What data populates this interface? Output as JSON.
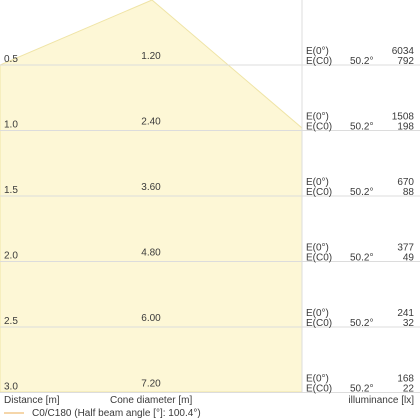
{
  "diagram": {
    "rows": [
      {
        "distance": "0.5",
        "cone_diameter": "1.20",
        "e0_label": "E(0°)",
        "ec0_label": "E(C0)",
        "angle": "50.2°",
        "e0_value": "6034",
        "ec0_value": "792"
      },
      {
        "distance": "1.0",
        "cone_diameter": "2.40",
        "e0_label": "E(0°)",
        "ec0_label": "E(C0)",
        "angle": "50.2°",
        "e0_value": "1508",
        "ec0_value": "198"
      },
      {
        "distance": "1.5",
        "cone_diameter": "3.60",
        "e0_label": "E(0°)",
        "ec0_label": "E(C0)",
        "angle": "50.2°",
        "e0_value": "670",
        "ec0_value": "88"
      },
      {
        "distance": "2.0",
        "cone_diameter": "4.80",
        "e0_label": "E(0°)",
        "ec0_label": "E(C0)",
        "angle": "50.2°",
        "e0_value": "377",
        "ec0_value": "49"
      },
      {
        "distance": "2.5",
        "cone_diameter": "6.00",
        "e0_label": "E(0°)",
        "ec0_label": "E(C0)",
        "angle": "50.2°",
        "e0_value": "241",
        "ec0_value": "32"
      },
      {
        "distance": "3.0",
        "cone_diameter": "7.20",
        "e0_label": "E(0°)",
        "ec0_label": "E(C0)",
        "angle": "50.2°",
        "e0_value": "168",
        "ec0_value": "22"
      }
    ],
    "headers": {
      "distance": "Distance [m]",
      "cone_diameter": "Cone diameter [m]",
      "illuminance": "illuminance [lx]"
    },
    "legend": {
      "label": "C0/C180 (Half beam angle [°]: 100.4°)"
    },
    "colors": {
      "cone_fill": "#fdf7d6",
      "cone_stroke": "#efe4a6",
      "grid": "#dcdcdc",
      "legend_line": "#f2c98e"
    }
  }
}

--

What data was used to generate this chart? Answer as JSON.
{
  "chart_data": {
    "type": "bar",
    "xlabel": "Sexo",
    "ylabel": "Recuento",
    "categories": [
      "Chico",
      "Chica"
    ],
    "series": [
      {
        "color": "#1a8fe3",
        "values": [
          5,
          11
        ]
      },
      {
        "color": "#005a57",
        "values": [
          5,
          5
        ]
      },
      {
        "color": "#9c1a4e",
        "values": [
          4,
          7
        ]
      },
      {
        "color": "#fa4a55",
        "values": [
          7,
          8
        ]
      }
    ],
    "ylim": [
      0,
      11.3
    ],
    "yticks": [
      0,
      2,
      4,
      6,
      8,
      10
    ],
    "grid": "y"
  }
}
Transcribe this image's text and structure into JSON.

--

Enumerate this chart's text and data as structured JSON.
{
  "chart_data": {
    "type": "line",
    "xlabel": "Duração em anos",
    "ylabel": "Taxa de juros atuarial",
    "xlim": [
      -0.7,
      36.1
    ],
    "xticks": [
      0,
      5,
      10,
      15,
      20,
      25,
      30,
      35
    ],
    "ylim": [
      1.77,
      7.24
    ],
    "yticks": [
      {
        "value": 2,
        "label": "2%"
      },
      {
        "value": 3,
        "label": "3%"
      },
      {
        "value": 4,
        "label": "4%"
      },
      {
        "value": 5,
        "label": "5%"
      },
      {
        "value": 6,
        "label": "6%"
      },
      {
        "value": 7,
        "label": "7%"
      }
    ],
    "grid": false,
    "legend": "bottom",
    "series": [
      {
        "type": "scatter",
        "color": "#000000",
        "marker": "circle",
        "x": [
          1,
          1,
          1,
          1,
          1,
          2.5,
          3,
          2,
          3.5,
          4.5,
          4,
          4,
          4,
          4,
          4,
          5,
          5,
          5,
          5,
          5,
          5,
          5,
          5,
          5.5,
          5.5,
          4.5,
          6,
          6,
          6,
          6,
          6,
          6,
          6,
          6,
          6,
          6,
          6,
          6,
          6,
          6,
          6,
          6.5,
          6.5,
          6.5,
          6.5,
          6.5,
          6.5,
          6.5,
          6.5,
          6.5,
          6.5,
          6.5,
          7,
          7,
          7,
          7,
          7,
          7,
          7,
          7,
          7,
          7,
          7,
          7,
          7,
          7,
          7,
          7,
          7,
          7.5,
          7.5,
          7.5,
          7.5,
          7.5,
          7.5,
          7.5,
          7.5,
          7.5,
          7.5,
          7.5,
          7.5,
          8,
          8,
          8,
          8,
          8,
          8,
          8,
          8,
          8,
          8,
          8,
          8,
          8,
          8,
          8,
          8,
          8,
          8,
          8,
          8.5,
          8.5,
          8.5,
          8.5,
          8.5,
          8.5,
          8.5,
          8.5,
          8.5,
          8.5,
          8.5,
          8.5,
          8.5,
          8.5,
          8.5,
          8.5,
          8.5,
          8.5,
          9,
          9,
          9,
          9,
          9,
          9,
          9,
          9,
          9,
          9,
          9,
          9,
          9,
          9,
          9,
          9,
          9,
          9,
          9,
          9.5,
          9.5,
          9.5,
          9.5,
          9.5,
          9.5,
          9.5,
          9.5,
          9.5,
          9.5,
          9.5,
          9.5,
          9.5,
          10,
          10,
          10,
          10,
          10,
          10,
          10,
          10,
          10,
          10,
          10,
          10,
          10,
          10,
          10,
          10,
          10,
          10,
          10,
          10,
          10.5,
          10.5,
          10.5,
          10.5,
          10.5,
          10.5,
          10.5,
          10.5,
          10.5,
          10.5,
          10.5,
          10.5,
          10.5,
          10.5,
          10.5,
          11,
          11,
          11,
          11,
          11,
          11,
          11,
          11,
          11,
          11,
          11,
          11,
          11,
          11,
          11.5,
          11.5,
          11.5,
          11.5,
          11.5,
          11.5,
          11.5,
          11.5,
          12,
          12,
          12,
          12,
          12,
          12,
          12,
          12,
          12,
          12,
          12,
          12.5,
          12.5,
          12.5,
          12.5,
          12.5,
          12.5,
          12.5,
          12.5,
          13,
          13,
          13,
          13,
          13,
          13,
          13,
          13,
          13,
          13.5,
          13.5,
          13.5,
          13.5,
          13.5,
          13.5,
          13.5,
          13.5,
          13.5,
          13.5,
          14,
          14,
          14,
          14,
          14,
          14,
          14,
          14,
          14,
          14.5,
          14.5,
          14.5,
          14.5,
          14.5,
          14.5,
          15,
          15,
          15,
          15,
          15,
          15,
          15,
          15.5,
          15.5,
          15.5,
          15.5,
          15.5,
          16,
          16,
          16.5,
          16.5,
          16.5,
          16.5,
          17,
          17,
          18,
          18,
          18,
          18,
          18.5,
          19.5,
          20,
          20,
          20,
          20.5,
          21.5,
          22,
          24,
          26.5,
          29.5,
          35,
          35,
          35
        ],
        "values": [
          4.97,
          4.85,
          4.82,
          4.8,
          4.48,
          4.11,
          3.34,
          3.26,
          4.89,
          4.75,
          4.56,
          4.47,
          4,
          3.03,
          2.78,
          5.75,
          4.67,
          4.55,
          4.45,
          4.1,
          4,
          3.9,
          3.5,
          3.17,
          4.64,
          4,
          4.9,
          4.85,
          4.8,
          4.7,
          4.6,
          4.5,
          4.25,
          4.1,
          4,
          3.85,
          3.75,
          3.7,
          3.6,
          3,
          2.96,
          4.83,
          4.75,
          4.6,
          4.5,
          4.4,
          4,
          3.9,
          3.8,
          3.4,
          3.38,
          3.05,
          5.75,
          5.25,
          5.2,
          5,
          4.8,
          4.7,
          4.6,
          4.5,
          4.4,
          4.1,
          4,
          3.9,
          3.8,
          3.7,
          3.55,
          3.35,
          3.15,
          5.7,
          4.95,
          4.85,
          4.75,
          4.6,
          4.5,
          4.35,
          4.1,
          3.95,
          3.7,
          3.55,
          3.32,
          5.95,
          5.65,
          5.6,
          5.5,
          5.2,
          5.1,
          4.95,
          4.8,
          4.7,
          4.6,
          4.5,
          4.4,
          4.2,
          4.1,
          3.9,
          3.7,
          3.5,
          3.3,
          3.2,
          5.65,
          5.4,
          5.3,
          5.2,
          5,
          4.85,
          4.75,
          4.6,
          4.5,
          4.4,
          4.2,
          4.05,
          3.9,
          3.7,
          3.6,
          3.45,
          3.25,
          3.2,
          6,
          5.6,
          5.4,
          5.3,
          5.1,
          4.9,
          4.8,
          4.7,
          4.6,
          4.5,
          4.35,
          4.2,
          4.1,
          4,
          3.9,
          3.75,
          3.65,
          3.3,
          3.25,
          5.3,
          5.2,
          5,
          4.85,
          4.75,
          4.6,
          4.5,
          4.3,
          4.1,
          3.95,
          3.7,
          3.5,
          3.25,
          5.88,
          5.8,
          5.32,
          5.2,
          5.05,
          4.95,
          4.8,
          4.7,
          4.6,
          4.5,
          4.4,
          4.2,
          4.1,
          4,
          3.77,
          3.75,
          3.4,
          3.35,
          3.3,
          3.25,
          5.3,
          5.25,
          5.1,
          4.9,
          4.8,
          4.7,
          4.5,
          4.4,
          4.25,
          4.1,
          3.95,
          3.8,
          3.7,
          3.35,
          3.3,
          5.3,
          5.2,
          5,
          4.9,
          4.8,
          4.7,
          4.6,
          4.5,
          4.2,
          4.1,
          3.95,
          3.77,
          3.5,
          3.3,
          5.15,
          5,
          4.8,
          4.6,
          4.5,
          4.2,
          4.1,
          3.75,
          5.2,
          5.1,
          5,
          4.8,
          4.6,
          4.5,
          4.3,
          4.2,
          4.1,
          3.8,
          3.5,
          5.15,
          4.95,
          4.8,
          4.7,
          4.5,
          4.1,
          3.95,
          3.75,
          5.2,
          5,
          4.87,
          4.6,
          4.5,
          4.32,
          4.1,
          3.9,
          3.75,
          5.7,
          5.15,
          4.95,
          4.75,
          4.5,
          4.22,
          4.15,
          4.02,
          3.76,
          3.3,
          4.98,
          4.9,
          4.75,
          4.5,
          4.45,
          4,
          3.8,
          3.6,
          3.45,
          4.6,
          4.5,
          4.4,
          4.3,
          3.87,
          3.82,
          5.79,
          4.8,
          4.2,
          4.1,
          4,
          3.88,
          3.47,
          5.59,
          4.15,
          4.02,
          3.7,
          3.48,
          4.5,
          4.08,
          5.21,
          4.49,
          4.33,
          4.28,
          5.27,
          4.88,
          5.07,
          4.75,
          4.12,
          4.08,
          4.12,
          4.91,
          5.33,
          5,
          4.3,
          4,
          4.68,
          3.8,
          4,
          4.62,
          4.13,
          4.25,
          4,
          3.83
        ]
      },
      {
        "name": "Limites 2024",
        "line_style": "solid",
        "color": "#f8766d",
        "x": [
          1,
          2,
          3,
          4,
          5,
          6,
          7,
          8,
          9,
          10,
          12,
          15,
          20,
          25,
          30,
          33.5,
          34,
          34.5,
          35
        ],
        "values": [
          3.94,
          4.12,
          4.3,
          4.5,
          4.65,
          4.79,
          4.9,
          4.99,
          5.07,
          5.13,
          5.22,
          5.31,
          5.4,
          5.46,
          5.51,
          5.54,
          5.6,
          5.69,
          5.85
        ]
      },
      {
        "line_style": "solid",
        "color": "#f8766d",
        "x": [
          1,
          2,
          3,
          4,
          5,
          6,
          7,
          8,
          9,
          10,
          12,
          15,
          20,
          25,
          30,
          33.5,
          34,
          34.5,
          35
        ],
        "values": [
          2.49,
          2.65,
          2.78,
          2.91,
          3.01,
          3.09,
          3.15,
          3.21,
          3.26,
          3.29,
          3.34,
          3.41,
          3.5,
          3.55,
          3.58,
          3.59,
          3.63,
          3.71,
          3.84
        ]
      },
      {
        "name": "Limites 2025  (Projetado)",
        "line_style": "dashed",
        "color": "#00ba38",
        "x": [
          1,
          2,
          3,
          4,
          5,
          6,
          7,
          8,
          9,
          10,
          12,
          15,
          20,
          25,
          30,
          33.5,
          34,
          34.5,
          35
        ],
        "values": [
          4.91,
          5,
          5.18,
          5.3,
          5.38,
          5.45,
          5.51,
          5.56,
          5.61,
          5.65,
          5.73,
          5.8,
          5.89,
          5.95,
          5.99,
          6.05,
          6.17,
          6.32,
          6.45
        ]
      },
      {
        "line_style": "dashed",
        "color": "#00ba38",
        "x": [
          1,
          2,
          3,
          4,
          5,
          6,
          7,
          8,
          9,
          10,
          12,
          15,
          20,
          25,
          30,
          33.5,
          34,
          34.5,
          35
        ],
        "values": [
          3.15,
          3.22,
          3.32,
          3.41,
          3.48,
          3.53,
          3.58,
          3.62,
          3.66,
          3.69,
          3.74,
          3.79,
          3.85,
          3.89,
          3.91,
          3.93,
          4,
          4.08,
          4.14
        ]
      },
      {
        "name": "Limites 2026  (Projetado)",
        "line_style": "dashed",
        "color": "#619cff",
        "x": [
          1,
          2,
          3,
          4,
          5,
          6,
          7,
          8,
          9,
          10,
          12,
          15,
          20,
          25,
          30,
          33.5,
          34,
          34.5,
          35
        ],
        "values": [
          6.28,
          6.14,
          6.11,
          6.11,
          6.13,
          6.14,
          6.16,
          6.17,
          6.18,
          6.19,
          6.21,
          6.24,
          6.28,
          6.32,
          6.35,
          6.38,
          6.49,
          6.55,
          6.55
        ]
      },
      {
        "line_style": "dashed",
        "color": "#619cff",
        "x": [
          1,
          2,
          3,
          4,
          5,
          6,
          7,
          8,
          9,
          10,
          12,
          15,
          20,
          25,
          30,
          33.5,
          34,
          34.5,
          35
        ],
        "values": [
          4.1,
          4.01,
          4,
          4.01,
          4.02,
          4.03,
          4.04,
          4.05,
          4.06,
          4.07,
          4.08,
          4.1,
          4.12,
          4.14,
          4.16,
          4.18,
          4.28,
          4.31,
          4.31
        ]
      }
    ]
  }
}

## What you should do
Reproduce exactly the lines from the line with "What data was" through the line with "Transcribe this image's", both end lines included, and only those lines.

## Response to the exercise
What data was used to generate this chart? Answer as JSON.
{
  "chart_data": {
    "type": "bar",
    "xlabel": "Sexo",
    "ylabel": "Recuento",
    "categories": [
      "Chico",
      "Chica"
    ],
    "series": [
      {
        "color": "#1a8fe3",
        "values": [
          5,
          11
        ]
      },
      {
        "color": "#005a57",
        "values": [
          5,
          5
        ]
      },
      {
        "color": "#9c1a4e",
        "values": [
          4,
          7
        ]
      },
      {
        "color": "#fa4a55",
        "values": [
          7,
          8
        ]
      }
    ],
    "ylim": [
      0,
      11.3
    ],
    "yticks": [
      0,
      2,
      4,
      6,
      8,
      10
    ],
    "grid": "y"
  }
}
Transcribe this image's text and structure into JSON.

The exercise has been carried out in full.